## Extracted text
Start
It's funny, because I feel like so much of, not computer science, but professional software engineering has been this struggle to find ways to stop doing things over and over again.

CW (00:30:17):

But there's this tension between making things abstract so that we can reuse code and be portable and having things be well suited for the platform we're running on. And it keeps going back and forth where, "Oh, this cross-platform library is very popular. Oh, but it doesn't work as well as developing native."

CW (00:30:37):

So now everybody has a native team for every mobile device that writes a different app. And then, "Oh, it goes back, and now we're all using the same thing." I just feel like this has been this constant struggle between, "How do we reuse code," and, "Well, we should just give up, because it ends up not working that well."

CW (00:30:55):

And that's not necessarily towards the thing we're talking about right now, which doesn't really have that problem. It's a very focused thing. But I do feel like that's been a struggle that hasn't been resolved and kind of goes back and forth.

CW (00:31:09):

And I don't know if it's resolvable in the general sense, but it just seems like, why are we writing all these things over and over again? Why, when I start a new client project, am I writing some of the same code that I did at the previous client project?

CW (00:31:26):

There's ownership issues, of course, but it just feels like we should be building on the shoulders of the previous code. And we don't get to do that that much.

EW (00:31:35):

I have a good story about this. It's from Classpert. When people were turning in their final projects, one person turned in a final project that was pretty good. But there was one section of code that was really good, really nice. And I asked them to be sure to check the licenses and to document that in their final reports.

EW (00:32:02):

And so it was documented in the final report, but in the code, it wasn't. And I was about to write a nice long complimentary paragraph about how this code was super clean. And it was good, and it looked like he had tested it very well.
End
## Directive 1
Answer these questions about the transcript:
(a) What does CW say everybody now has for every mobile device?
(b) Where is EW's story from?
(c) What did EW ask the person to check and document in their final reports?
## Directive 2
Decide whether each statement agrees with the transcript. Answer yes or no and quote the words that settle it.
(a) CW says the struggle between reusing code and fitting the platform has been resolved.
(b) In EW's story, the code's source was documented in the final report but not in the code.
(c) CW says the thing being talked about right now has the same problem.
The data after this point comes from a different source.

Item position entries
Start
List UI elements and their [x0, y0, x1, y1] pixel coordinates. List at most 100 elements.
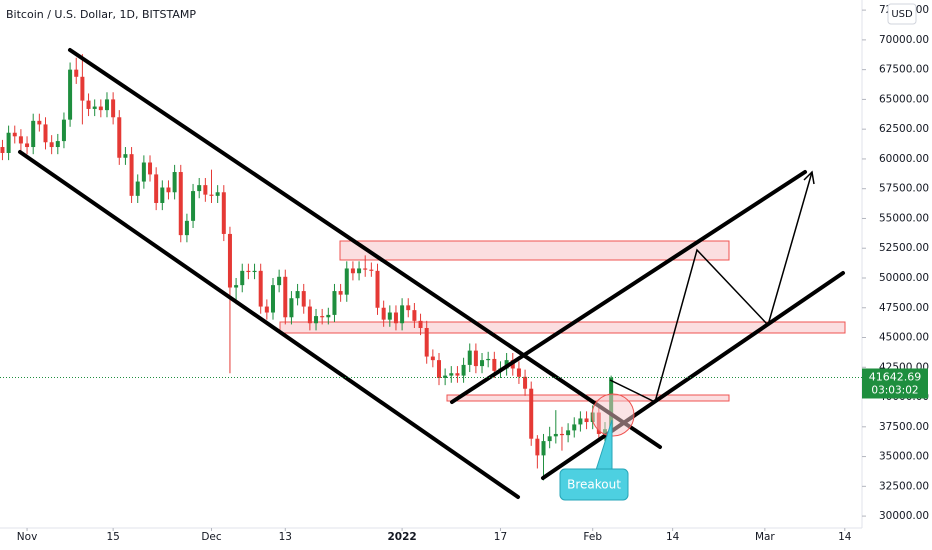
candle-body: [486, 358, 491, 361]
candle-body: [25, 143, 30, 148]
y-tick-label: 32500.00: [879, 480, 929, 492]
candle-body: [412, 310, 417, 321]
y-tick-label: 30000.00: [879, 510, 929, 522]
y-tick-label: 55000.00: [879, 212, 929, 224]
y-tick-label: 57500.00: [879, 183, 929, 195]
x-tick-label: 14: [838, 531, 852, 543]
candle-body: [547, 436, 552, 442]
candle-body: [461, 364, 466, 376]
candle-body: [535, 438, 540, 456]
y-tick-label: 37500.00: [879, 421, 929, 433]
candle-body: [209, 194, 214, 196]
candle-body: [43, 124, 48, 143]
candle-body: [277, 276, 282, 286]
candle-body: [6, 132, 11, 153]
countdown: 03:03:02: [871, 384, 918, 396]
candle-body: [74, 69, 79, 77]
last-price-box: [862, 368, 928, 399]
y-tick-label: 35000.00: [879, 451, 929, 463]
candle-body: [166, 187, 171, 193]
trendline: [450, 170, 807, 404]
candle-body: [111, 99, 116, 118]
ticks: 30000.0032500.0035000.0037500.0040000.00…: [17, 4, 929, 543]
candle-body: [572, 424, 577, 431]
y-tick-label: 47500.00: [879, 302, 929, 314]
candle-body: [37, 120, 42, 125]
candle-body: [221, 192, 226, 234]
candle-body: [98, 106, 103, 111]
y-tick-label: 70000.00: [879, 34, 929, 46]
candle-body: [203, 185, 208, 195]
candle-body: [227, 233, 232, 288]
candle-body: [381, 307, 386, 320]
candle-body: [418, 320, 423, 328]
candle-body: [184, 220, 189, 236]
last-price-label: 41642.69: [869, 370, 922, 383]
candle-body: [375, 270, 380, 308]
candle-body: [295, 291, 300, 299]
candle-body: [430, 356, 435, 361]
zone: [339, 240, 730, 261]
candle-body: [215, 192, 220, 196]
zone: [279, 321, 846, 334]
x-tick-label: 13: [279, 531, 292, 543]
candle-body: [270, 285, 275, 313]
trendline: [68, 48, 662, 449]
candle-body: [258, 270, 263, 307]
candle-body: [197, 185, 202, 192]
candle-body: [80, 76, 85, 101]
candle-body: [283, 276, 288, 318]
x-tick-label: Nov: [17, 531, 38, 543]
x-tick-label: 17: [494, 531, 507, 543]
candle-body: [117, 117, 122, 158]
x-tick-label: 15: [106, 531, 119, 543]
candle-body: [191, 191, 196, 221]
candle-body: [516, 368, 521, 377]
candle-body: [449, 373, 454, 376]
candle-body: [467, 350, 472, 365]
candle-body: [455, 373, 460, 376]
candle-body: [326, 314, 331, 318]
candle-body: [406, 305, 411, 311]
callout-text: Breakout: [567, 478, 621, 492]
arrow-head: [803, 170, 815, 185]
x-tick-label: Dec: [201, 531, 222, 543]
candle-body: [172, 172, 177, 193]
x-tick-label: 2022: [387, 531, 416, 543]
candle-body: [61, 119, 66, 142]
candle-body: [264, 306, 269, 313]
chart-title: Bitcoin / U.S. Dollar, 1D, BITSTAMP: [6, 8, 196, 21]
candle-body: [129, 154, 134, 196]
candle-body: [240, 270, 245, 286]
candle-body: [18, 136, 23, 144]
candle-body: [338, 291, 343, 295]
candle-body: [369, 269, 374, 271]
candle-body: [387, 312, 392, 320]
y-tick-label: 67500.00: [879, 64, 929, 76]
candle-body: [123, 154, 128, 158]
candle-body: [104, 99, 109, 111]
candle-body: [523, 376, 528, 389]
candle-body: [178, 172, 183, 236]
candle-body: [480, 360, 485, 367]
x-tick-label: Mar: [755, 531, 775, 543]
trendline: [18, 150, 520, 499]
candle-body: [541, 441, 546, 456]
y-tick-label: 62500.00: [879, 123, 929, 135]
candle-body: [393, 312, 398, 324]
y-tick-label: 60000.00: [879, 153, 929, 165]
candle-body: [553, 433, 558, 437]
x-tick-label: 14: [666, 531, 680, 543]
x-tick-label: Feb: [583, 531, 602, 543]
y-tick-label: 50000.00: [879, 272, 929, 284]
y-tick-label: 45000.00: [879, 332, 929, 344]
candle-body: [400, 305, 405, 324]
candle-body: [529, 388, 534, 439]
candles: [0, 54, 614, 481]
candle-body: [559, 433, 564, 436]
candle-body: [307, 306, 312, 324]
currency: USD: [891, 9, 913, 20]
candle-body: [436, 360, 441, 378]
End
## Output 1
(a) A native team that writes a different app.
(b) Classpert.
(c) The licenses.

## Output 2
(a) No: "that's been a struggle that hasn't been resolved"
(b) Yes: "it was documented in the final report, but in the code, it wasn't"
(c) No: "which doesn't really have that problem"